◆ Dataset items ◆
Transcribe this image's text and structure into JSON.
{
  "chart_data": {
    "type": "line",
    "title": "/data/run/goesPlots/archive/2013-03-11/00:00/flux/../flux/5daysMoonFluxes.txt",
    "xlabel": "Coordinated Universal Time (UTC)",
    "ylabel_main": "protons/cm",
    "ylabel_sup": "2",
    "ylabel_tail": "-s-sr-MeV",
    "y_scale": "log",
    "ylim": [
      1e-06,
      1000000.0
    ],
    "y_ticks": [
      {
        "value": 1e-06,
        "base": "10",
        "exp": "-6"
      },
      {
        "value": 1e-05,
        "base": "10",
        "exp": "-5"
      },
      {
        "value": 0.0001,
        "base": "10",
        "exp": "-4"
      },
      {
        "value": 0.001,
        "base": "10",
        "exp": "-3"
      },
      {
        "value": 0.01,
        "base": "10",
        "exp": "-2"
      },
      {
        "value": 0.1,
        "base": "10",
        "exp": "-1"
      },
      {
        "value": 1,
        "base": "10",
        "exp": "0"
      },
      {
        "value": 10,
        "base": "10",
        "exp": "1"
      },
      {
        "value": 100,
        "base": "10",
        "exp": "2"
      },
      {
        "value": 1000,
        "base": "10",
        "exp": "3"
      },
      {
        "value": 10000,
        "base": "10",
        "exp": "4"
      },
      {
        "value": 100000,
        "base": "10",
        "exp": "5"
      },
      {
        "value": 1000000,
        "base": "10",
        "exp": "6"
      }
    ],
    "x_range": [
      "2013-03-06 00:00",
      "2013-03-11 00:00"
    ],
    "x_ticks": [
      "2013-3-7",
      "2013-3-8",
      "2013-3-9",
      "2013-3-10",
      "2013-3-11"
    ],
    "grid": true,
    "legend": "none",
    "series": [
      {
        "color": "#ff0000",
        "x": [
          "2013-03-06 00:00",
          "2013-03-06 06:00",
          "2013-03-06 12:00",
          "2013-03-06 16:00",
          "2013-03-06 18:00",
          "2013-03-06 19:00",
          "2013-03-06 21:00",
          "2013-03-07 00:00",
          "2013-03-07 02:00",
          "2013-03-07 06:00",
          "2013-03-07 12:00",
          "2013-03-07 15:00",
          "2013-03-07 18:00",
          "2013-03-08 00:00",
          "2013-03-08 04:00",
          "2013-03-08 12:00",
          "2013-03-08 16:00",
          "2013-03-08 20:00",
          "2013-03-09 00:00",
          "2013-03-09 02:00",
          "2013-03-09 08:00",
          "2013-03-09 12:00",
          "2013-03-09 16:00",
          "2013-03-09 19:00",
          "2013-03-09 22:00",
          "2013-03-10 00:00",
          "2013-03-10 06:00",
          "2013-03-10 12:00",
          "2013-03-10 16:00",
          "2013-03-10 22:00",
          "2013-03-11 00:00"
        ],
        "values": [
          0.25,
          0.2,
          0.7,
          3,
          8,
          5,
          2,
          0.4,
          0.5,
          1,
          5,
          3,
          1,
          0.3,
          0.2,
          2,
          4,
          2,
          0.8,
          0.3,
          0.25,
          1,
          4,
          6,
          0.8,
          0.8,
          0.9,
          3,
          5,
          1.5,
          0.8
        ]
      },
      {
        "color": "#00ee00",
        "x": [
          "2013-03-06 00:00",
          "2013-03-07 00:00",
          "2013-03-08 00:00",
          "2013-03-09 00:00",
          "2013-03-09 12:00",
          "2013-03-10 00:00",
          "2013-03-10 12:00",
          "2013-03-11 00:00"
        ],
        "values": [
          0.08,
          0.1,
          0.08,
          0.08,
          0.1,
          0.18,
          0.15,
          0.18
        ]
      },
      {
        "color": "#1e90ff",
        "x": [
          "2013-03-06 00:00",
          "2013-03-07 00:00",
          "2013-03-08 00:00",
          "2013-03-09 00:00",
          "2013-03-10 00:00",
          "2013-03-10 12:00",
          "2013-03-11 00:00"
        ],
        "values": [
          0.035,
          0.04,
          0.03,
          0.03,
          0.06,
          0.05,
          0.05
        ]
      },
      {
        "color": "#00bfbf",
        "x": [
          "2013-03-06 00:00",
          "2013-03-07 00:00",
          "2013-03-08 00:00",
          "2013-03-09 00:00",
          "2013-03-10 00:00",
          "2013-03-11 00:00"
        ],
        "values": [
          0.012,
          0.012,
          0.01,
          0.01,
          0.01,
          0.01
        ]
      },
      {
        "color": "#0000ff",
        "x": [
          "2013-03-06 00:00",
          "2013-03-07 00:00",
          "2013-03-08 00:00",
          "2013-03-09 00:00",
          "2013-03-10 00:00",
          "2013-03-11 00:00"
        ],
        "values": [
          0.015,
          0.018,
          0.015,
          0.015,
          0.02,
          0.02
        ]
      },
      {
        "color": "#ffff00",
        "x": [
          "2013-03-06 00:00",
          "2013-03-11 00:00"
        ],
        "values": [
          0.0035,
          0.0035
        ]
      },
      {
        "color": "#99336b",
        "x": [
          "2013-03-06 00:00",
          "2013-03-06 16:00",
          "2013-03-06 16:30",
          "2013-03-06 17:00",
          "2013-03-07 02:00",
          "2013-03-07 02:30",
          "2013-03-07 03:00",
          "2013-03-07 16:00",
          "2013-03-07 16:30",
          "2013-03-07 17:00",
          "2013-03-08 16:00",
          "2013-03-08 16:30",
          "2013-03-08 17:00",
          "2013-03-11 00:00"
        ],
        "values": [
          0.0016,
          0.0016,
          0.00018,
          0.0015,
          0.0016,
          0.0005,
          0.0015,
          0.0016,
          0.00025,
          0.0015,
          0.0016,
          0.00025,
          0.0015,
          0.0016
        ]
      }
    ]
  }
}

◆ Job ◆
Look through the data and gather every line with the string "color" in it.

◆ Task response ◆
        "color": "#ff0000",
        "color": "#00ee00",
        "color": "#1e90ff",
        "color": "#00bfbf",
        "color": "#0000ff",
        "color": "#ffff00",
        "color": "#99336b",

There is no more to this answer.